Where a line of the data below has the string "JSON", copy that line.
(Beginning of INPUT DATA)
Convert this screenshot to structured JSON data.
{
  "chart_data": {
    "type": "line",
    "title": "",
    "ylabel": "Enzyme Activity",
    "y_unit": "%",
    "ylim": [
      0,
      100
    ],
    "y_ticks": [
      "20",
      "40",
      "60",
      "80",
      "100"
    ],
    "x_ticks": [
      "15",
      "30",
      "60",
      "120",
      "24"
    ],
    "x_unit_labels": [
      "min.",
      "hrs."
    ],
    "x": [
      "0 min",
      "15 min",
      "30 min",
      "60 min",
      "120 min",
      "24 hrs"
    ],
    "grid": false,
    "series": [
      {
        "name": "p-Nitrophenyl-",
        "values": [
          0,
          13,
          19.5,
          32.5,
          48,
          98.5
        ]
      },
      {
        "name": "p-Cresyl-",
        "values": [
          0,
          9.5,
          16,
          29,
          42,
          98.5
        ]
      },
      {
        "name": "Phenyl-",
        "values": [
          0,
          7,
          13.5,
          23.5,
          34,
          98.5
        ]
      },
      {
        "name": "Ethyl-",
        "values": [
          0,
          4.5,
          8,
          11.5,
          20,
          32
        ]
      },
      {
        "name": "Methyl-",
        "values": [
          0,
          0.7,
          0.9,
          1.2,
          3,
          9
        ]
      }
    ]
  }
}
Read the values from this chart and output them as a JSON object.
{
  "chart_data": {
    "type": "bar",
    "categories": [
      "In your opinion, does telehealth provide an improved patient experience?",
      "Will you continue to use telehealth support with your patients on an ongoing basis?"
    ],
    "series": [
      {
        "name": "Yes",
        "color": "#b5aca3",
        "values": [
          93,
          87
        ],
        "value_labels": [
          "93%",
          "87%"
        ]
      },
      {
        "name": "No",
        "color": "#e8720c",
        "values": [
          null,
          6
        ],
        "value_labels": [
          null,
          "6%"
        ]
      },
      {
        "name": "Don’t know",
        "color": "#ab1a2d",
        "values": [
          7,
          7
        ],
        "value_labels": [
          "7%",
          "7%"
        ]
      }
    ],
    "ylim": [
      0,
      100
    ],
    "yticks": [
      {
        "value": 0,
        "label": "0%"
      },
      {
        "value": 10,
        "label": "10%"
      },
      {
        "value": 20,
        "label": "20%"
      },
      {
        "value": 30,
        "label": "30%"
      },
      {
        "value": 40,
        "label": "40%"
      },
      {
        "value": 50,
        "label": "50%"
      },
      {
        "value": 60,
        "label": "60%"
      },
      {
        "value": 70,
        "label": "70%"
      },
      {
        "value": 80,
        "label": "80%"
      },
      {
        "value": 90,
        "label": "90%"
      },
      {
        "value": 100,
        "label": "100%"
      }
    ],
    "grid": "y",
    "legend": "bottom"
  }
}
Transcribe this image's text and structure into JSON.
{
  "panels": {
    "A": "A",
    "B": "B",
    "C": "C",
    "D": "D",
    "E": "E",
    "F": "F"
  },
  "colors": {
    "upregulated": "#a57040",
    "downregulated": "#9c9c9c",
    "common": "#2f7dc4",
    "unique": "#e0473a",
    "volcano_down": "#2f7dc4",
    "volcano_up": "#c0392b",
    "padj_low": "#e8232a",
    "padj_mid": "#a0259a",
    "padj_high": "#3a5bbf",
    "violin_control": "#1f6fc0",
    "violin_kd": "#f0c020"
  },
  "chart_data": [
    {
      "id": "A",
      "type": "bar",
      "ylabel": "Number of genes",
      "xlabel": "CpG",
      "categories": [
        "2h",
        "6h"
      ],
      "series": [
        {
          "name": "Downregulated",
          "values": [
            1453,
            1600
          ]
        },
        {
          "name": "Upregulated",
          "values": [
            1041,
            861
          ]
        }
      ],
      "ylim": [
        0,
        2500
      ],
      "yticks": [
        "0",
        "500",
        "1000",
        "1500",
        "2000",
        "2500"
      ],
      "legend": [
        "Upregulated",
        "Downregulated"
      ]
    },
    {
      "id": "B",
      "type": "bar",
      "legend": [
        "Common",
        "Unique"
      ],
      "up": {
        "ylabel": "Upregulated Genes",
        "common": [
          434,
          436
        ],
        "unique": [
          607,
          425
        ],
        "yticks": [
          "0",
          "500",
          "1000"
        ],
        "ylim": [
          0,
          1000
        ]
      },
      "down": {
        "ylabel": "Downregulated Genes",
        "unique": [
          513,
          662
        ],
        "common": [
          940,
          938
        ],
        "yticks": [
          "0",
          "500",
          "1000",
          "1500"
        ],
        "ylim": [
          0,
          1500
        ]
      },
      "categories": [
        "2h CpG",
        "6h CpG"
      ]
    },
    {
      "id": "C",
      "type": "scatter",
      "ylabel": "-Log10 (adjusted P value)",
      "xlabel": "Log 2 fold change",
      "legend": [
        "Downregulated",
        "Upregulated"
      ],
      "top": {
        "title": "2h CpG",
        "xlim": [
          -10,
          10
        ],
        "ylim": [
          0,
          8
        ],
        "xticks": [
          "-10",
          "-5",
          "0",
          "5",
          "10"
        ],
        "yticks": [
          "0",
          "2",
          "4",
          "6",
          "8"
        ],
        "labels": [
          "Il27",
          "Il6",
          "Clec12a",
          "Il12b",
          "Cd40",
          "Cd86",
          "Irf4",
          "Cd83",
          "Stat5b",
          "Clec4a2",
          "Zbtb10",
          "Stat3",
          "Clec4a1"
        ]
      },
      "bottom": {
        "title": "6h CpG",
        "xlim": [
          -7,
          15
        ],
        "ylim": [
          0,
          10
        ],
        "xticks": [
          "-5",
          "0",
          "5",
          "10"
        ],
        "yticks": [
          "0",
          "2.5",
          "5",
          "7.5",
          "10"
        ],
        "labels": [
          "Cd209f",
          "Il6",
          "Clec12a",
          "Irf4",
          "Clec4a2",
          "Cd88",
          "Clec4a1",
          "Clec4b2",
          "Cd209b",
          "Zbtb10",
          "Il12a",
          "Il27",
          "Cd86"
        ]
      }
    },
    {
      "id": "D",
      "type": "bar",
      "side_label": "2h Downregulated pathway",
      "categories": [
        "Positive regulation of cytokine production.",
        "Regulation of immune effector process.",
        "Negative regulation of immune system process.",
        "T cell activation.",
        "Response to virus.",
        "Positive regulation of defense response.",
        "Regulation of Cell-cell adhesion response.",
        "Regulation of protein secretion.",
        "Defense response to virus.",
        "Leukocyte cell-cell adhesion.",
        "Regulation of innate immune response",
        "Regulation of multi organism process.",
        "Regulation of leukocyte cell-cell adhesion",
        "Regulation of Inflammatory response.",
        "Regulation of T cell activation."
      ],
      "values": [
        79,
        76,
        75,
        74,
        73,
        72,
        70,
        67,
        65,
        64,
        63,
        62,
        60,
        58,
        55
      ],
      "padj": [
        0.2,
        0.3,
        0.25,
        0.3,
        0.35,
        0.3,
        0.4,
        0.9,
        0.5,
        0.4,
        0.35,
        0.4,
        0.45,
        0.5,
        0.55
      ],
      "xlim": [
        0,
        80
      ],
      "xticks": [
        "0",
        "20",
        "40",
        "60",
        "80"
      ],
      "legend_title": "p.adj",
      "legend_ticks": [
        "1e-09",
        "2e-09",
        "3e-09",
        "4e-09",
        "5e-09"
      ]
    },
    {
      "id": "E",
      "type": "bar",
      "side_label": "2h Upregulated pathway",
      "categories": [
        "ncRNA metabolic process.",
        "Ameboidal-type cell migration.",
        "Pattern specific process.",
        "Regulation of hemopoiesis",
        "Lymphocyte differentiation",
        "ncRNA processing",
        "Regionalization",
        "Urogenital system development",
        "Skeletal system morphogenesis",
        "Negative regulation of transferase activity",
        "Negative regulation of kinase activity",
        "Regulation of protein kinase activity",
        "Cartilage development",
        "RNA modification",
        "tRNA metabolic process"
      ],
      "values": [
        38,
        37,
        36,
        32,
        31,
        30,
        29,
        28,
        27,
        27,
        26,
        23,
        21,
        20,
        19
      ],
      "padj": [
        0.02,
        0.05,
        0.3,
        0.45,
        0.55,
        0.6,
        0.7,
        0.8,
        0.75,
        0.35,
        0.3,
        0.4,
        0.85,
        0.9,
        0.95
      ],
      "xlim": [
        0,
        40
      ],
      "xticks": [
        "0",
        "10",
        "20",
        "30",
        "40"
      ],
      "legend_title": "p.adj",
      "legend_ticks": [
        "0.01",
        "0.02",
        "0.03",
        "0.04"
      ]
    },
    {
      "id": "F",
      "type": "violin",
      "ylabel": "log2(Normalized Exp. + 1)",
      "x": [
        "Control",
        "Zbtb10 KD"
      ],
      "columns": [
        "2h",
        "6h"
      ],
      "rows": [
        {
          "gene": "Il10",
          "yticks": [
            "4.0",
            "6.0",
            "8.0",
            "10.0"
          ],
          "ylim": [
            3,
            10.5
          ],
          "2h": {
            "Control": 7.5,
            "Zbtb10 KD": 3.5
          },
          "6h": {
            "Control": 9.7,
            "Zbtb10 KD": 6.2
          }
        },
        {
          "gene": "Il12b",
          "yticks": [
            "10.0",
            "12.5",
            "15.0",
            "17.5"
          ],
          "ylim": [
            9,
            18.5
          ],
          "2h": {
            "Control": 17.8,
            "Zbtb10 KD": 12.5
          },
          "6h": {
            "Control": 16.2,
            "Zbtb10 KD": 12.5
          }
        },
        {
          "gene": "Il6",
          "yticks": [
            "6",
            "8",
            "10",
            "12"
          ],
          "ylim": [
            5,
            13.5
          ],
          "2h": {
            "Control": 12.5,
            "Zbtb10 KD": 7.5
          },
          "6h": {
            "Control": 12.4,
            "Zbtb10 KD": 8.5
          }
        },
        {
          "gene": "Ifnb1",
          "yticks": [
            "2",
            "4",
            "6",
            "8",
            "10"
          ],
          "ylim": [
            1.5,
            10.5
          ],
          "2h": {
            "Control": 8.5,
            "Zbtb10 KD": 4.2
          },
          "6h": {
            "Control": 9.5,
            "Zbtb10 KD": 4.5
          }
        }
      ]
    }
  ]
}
(End of INPUT DATA)
_OUTPUT FOR THIS TASK_
Convert this screenshot to structured JSON data.
Read the values from this chart and output them as a JSON object.
Transcribe this image's text and structure into JSON.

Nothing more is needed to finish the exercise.